* **Problem description**:
Find the lines holding the word "which" and collect them.

= = = = =

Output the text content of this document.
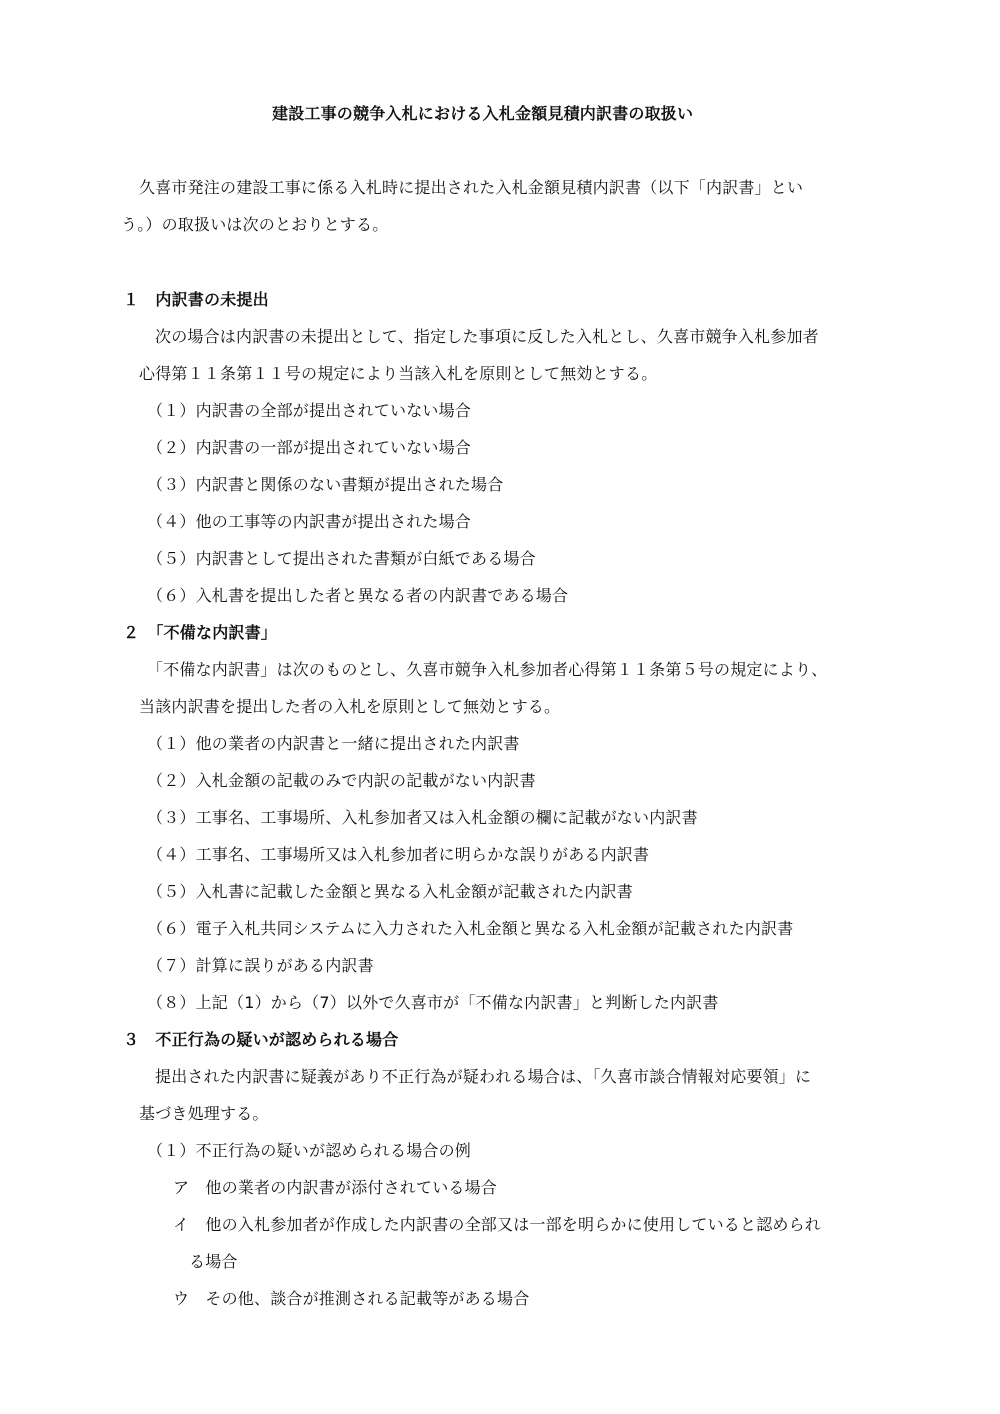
建設工事の競争入札における入札金額見積内訳書の取扱い
久喜市発注の建設工事に係る入札時に提出された入札金額見積内訳書（以下「内訳書」とい
う。）の取扱いは次のとおりとする。
１　内訳書の未提出
次の場合は内訳書の未提出として、指定した事項に反した入札とし、久喜市競争入札参加者
心得第１１条第１１号の規定により当該入札を原則として無効とする。
（１）内訳書の全部が提出されていない場合
（２）内訳書の一部が提出されていない場合
（３）内訳書と関係のない書類が提出された場合
（４）他の工事等の内訳書が提出された場合
（５）内訳書として提出された書類が白紙である場合
（６）入札書を提出した者と異なる者の内訳書である場合
２　「不備な内訳書」
「不備な内訳書」は次のものとし、久喜市競争入札参加者心得第１１条第５号の規定により、
当該内訳書を提出した者の入札を原則として無効とする。
（１）他の業者の内訳書と一緒に提出された内訳書
（２）入札金額の記載のみで内訳の記載がない内訳書
（３）工事名、工事場所、入札参加者又は入札金額の欄に記載がない内訳書
（４）工事名、工事場所又は入札参加者に明らかな誤りがある内訳書
（５）入札書に記載した金額と異なる入札金額が記載された内訳書
（６）電子入札共同システムに入力された入札金額と異なる入札金額が記載された内訳書
（７）計算に誤りがある内訳書
（８）上記（1）から（7）以外で久喜市が「不備な内訳書」と判断した内訳書
３　不正行為の疑いが認められる場合
提出された内訳書に疑義があり不正行為が疑われる場合は、「久喜市談合情報対応要領」に
基づき処理する。
（１）不正行為の疑いが認められる場合の例
ア　他の業者の内訳書が添付されている場合
イ　他の入札参加者が作成した内訳書の全部又は一部を明らかに使用していると認められ
る場合
ウ　その他、談合が推測される記載等がある場合
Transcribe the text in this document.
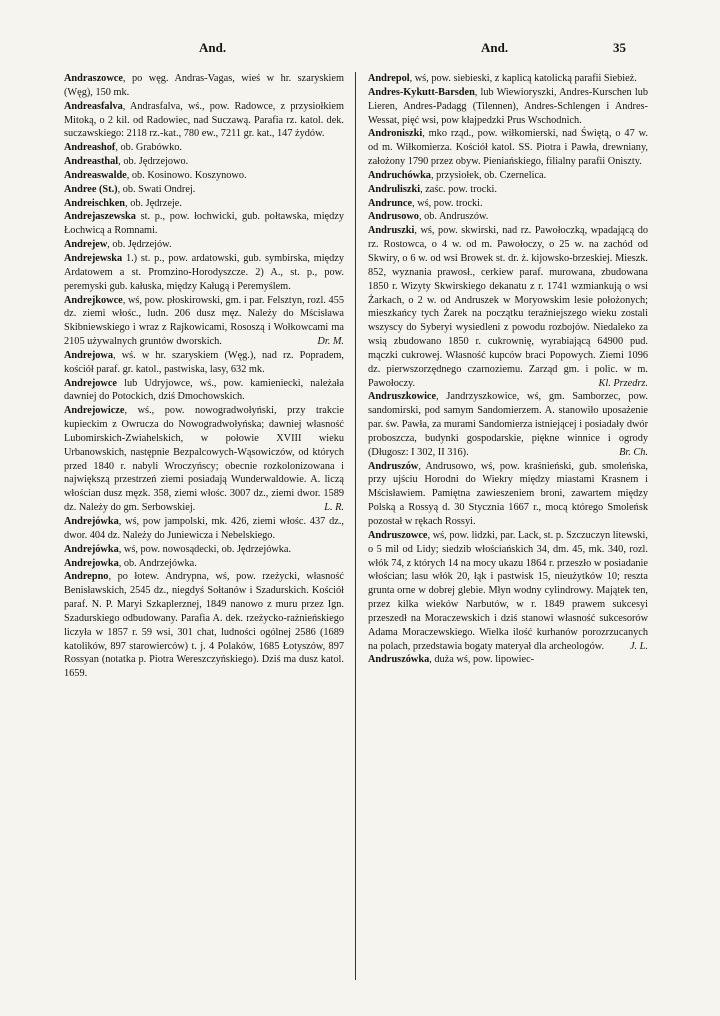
And.	And.	35

Andraszowce, po węg. Andras-Vagas, wieś w hr. szaryskiem (Węg), 150 mk.

Andreasfalva, Andrasfalva, wś., pow. Radowce, z przysiołkiem Mitoką, o 2 kil. od Radowiec, nad Suczawą. Parafia rz. katol. dek. suczawskiego: 2118 rz.-kat., 780 ew., 7211 gr. kat., 147 żydów.

Andreashof, ob. Grabówko.

Andreasthal, ob. Jędrzejowo.

Andreaswalde, ob. Kosinowo. Koszynowo.

Andree (St.), ob. Swati Ondrej.

Andreischken, ob. Jędrzeje.

Andrejaszewska st. p., pow. łochwicki, gub. połtawska, między Łochwicą a Romnami.

Andrejew, ob. Jędrzejów.

Andrejewska 1.) st. p., pow. ardatowski, gub. symbirska, między Ardatowem a st. Promzino-Horodyszcze. 2) A., st. p., pow. peremyski gub. kałuska, między Kaługą i Peremyślem.

Andrejkowce, wś, pow. płoskirowski, gm. i par. Felsztyn, rozl. 455 dz. ziemi włośc., ludn. 206 dusz męz. Należy do Mścisława Skibniewskiego i wraz z Rajkowicami, Rososzą i Wołkowcami ma 2105 używalnych gruntów dworskich.	Dr. M.

Andrejowa, wś. w hr. szaryskiem (Węg.), nad rz. Popradem, kościół paraf. gr. katol., pastwiska, lasy, 632 mk.

Andrejowce lub Udryjowce, wś., pow. kamieniecki, należała dawniej do Potockich, dziś Dmochowskich.

Andrejowicze, wś., pow. nowogradwołyński, przy trakcie kupieckim z Owrucza do Nowogradwołyńska; dawniej własność Lubomirskich-Zwiahelskich, w połowie XVIII wieku Urbanowskich, następnie Bezpalcowych-Wąsowiczów, od których przed 1840 r. nabyli Wroczyńscy; obecnie rozkolonizowana i największą przestrzeń ziemi posiadają Wunderwaldowie. A. liczą włościan dusz męzk. 358, ziemi włośc. 3007 dz., ziemi dwor. 1589 dz. Należy do gm. Serbowskiej.	L. R.

Andrejówka, wś, pow jampolski, mk. 426, ziemi włośc. 437 dz., dwor. 404 dz. Należy do Juniewicza i Nebelskiego.

Andrejówka, wś, pow. nowosądecki, ob. Jędrzejówka.

Andrejowka, ob. Andrzejówka.

Andrepno, po łotew. Andrypna, wś, pow. rzeżycki, własność Benisławskich, 2545 dz., niegdyś Sołtanów i Szadurskich. Kościół paraf. N. P. Maryi Szkaplerznej, 1849 nanowo z muru przez Ign. Szadurskiego odbudowany. Parafia A. dek. rzeżycko-rażnieńskiego liczyła w 1857 r. 59 wsi, 301 chat, ludności ogólnej 2586 (1689 katolików, 897 starowierców) t. j. 4 Polaków, 1685 Łotyszów, 897 Rossyan (notatka p. Piotra Wereszczyńskiego). Dziś ma dusz katol. 1659.

Andrepol, wś, pow. siebieski, z kaplicą katolicką parafii Siebież.

Andres-Kykutt-Barsden, lub Wiewioryszki, Andres-Kurschen lub Lieren, Andres-Padagg (Tilennen), Andres-Schlengen i Andres-Wessat, pięć wsi, pow kłajpedzki Prus Wschodnich.

Androniszki, mko rząd., pow. wiłkomierski, nad Świętą, o 47 w. od m. Wiłkomierza. Kościół katol. SS. Piotra i Pawła, drewniany, założony 1790 przez obyw. Pieniańskiego, filialny parafii Oniszty.

Andruchówka, przysiołek, ob. Czernelica.

Andruliszki, zaśc. pow. trocki.

Andrunce, wś, pow. trocki.

Andrusowo, ob. Andruszów.

Andruszki, wś, pow. skwirski, nad rz. Pawołoczką, wpadającą do rz. Rostowca, o 4 w. od m. Pawołoczy, o 25 w. na zachód od Skwiry, o 6 w. od wsi Browek st. dr. ż. kijowsko-brzeskiej. Mieszk. 852, wyznania prawosł., cerkiew paraf. murowana, zbudowana 1850 r. Wizyty Skwirskiego dekanatu z r. 1741 wzmiankują o wsi Żarkach, o 2 w. od Andruszek w Moryowskim lesie położonych; mieszkańcy tych Żarek na początku teraźniejszego wieku zostali wszyscy do Syberyi wysiedleni z powodu rozbojów. Niedaleko za wsią zbudowano 1850 r. cukrownię, wyrabiającą 64900 pud. mączki cukrowej. Własność kupców braci Popowych. Ziemi 1096 dz. pierwszorzędnego czarnoziemu. Zarząd gm. i polic. w m. Pawołoczy.	Kl. Przedrz.

Andruszkowice, Jandrzyszkowice, wś, gm. Samborzec, pow. sandomirski, pod samym Sandomierzem. A. stanowiło uposażenie par. św. Pawła, za murami Sandomierza istniejącej i posiadały dwór proboszcza, budynki gospodarskie, piękne winnice i ogrody (Długosz: I 302, II 316).	Br. Ch.

Andruszów, Andrusowo, wś, pow. kraśnieński, gub. smoleńska, przy ujściu Horodni do Wiekry między miastami Krasnem i Mścisławiem. Pamiętna zawieszeniem broni, zawartem między Polską a Rossyą d. 30 Stycznia 1667 r., mocą którego Smoleńsk pozostał w rękach Rossyi.

Andruszowce, wś, pow. lidzki, par. Lack, st. p. Szczuczyn litewski, o 5 mil od Lidy; siedzib włościańskich 34, dm. 45, mk. 340, rozl. włók 74, z których 14 na mocy ukazu 1864 r. przeszło w posiadanie włościan; lasu włók 20, łąk i pastwisk 15, nieużytków 10; reszta grunta orne w dobrej glebie. Młyn wodny cylindrowy. Majątek ten, przez kilka wieków Narbutów, w r. 1849 prawem sukcesyi przeszedł na Moraczewskich i dziś stanowi własność sukcesorów Adama Moraczewskiego. Wielka ilość kurhanów porozrzucanych na polach, przedstawia bogaty materyał dla archeologów.	J. L.

Andruszówka, duża wś, pow. lipowiec-
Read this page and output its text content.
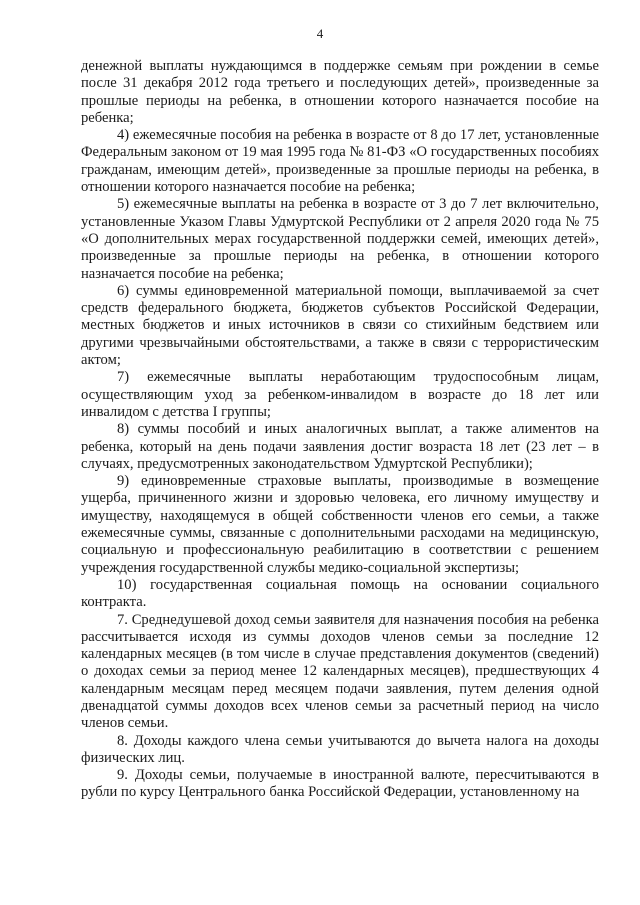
4

денежной выплаты нуждающимся в поддержке семьям при рождении в семье после 31 декабря 2012 года третьего и последующих детей», произведенные за прошлые периоды на ребенка, в отношении которого назначается пособие на ребенка;

4) ежемесячные пособия на ребенка в возрасте от 8 до 17 лет, установленные Федеральным законом от 19 мая 1995 года № 81-ФЗ «О государственных пособиях гражданам, имеющим детей», произведенные за прошлые периоды на ребенка, в отношении которого назначается пособие на ребенка;

5) ежемесячные выплаты на ребенка в возрасте от 3 до 7 лет включительно, установленные Указом Главы Удмуртской Республики от 2 апреля 2020 года № 75 «О дополнительных мерах государственной поддержки семей, имеющих детей», произведенные за прошлые периоды на ребенка, в отношении которого назначается пособие на ребенка;

6) суммы единовременной материальной помощи, выплачиваемой за счет средств федерального бюджета, бюджетов субъектов Российской Федерации, местных бюджетов и иных источников в связи со стихийным бедствием или другими чрезвычайными обстоятельствами, а также в связи с террористическим актом;

7) ежемесячные выплаты неработающим трудоспособным лицам, осуществляющим уход за ребенком-инвалидом в возрасте до 18 лет или инвалидом с детства I группы;

8) суммы пособий и иных аналогичных выплат, а также алиментов на ребенка, который на день подачи заявления достиг возраста 18 лет (23 лет – в случаях, предусмотренных законодательством Удмуртской Республики);

9) единовременные страховые выплаты, производимые в возмещение ущерба, причиненного жизни и здоровью человека, его личному имуществу и имуществу, находящемуся в общей собственности членов его семьи, а также ежемесячные суммы, связанные с дополнительными расходами на медицинскую, социальную и профессиональную реабилитацию в соответствии с решением учреждения государственной службы медико-социальной экспертизы;

10) государственная социальная помощь на основании социального контракта.

7. Среднедушевой доход семьи заявителя для назначения пособия на ребенка рассчитывается исходя из суммы доходов членов семьи за последние 12 календарных месяцев (в том числе в случае представления документов (сведений) о доходах семьи за период менее 12 календарных месяцев), предшествующих 4 календарным месяцам перед месяцем подачи заявления, путем деления одной двенадцатой суммы доходов всех членов семьи за расчетный период на число членов семьи.

8. Доходы каждого члена семьи учитываются до вычета налога на доходы физических лиц.

9. Доходы семьи, получаемые в иностранной валюте, пересчитываются в рубли по курсу Центрального банка Российской Федерации, установленному на
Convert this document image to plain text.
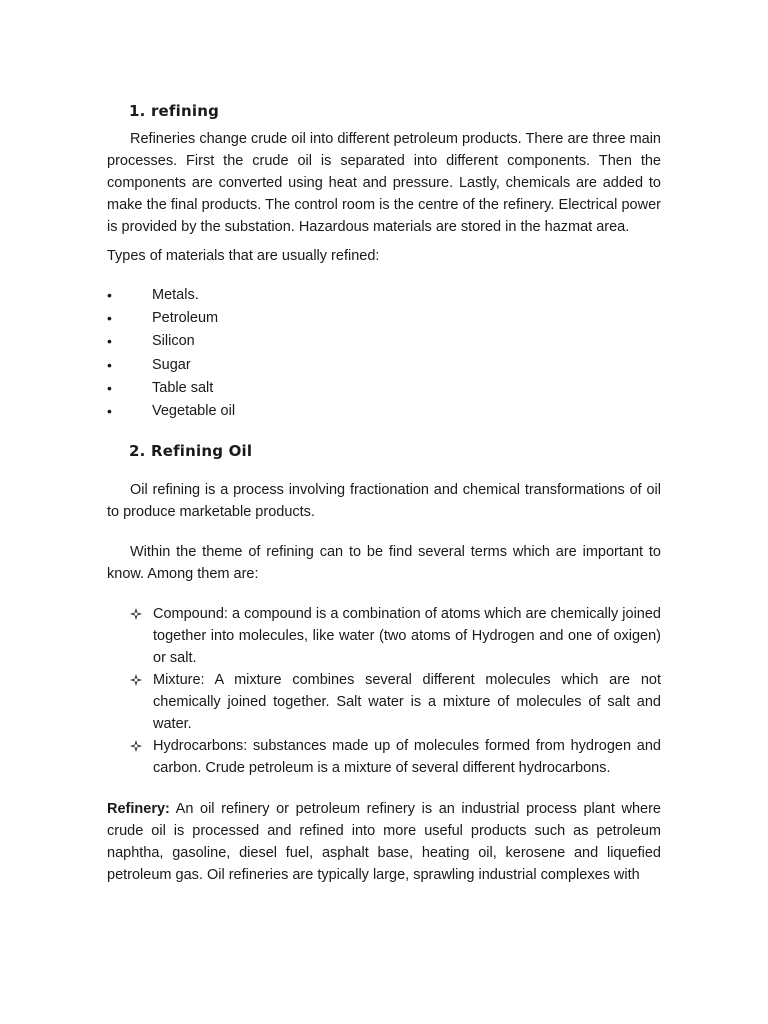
1. refining

Refineries change crude oil into different petroleum products. There are three main processes. First the crude oil is separated into different components. Then the components are converted using heat and pressure. Lastly, chemicals are added to make the final products. The control room is the centre of the refinery. Electrical power is provided by the substation. Hazardous materials are stored in the hazmat area.

Types of materials that are usually refined:

•	Metals.
•	Petroleum
•	Silicon
•	Sugar
•	Table salt
•	Vegetable oil
2. Refining Oil

Oil refining is a process involving fractionation and chemical transformations of oil to produce marketable products.

Within the theme of refining can to be find several terms which are important to know. Among them are:

Compound: a compound is a combination of atoms which are chemically joined together into molecules, like water (two atoms of Hydrogen and one of oxigen) or salt.
Mixture: A mixture combines several different molecules which are not chemically joined together. Salt water is a mixture of molecules of salt and water.
Hydrocarbons: substances made up of molecules formed from hydrogen and carbon. Crude petroleum is a mixture of several different hydrocarbons.

Refinery: An oil refinery or petroleum refinery is an industrial process plant where crude oil is processed and refined into more useful products such as petroleum naphtha, gasoline, diesel fuel, asphalt base, heating oil, kerosene and liquefied petroleum gas. Oil refineries are typically large, sprawling industrial complexes with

= = = = =

* **Completed exercise**:
Within the theme of refining can to be find several terms which are important to know. Among them are:
Compound: a compound is a combination of atoms which are chemically joined together into molecules, like water (two atoms of Hydrogen and one of oxigen) or salt.
Mixture: A mixture combines several different molecules which are not chemically joined together. Salt water is a mixture of molecules of salt and water.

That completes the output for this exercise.